Entries shown:
>> BEGIN
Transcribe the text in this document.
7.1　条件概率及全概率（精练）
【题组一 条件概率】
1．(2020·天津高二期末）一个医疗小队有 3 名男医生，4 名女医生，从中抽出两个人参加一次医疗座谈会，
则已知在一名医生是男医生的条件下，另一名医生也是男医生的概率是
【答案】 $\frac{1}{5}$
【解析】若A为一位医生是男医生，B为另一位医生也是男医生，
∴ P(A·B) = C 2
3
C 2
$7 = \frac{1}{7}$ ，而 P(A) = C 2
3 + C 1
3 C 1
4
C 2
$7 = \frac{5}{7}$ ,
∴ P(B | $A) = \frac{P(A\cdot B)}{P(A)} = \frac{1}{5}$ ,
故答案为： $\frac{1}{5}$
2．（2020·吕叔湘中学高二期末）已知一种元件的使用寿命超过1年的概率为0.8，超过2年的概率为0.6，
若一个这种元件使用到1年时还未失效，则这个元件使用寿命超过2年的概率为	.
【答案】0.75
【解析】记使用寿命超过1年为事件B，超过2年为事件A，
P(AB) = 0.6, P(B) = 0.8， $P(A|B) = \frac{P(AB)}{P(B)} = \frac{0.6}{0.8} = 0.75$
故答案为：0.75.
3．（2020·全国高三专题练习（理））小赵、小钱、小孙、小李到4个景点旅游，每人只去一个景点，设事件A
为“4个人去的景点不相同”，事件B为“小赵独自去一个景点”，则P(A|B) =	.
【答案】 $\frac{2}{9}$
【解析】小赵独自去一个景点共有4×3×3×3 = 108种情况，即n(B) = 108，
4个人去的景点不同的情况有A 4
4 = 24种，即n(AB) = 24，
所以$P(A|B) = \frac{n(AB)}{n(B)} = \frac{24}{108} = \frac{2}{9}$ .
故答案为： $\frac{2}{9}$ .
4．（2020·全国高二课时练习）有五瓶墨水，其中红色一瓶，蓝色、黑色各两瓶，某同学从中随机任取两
>> END
Directions for this task: Gather each line in the entries above where the string "frac" is found.

Solved problem:
【答案】 $\frac{1}{5}$
$7 = \frac{1}{7}$ ，而 P(A) = C 2
$7 = \frac{5}{7}$ ,
∴ P(B | $A) = \frac{P(A\cdot B)}{P(A)} = \frac{1}{5}$ ,
故答案为： $\frac{1}{5}$
P(AB) = 0.6, P(B) = 0.8， $P(A|B) = \frac{P(AB)}{P(B)} = \frac{0.6}{0.8} = 0.75$
【答案】 $\frac{2}{9}$
所以$P(A|B) = \frac{n(AB)}{n(B)} = \frac{24}{108} = \frac{2}{9}$ .
故答案为： $\frac{2}{9}$ .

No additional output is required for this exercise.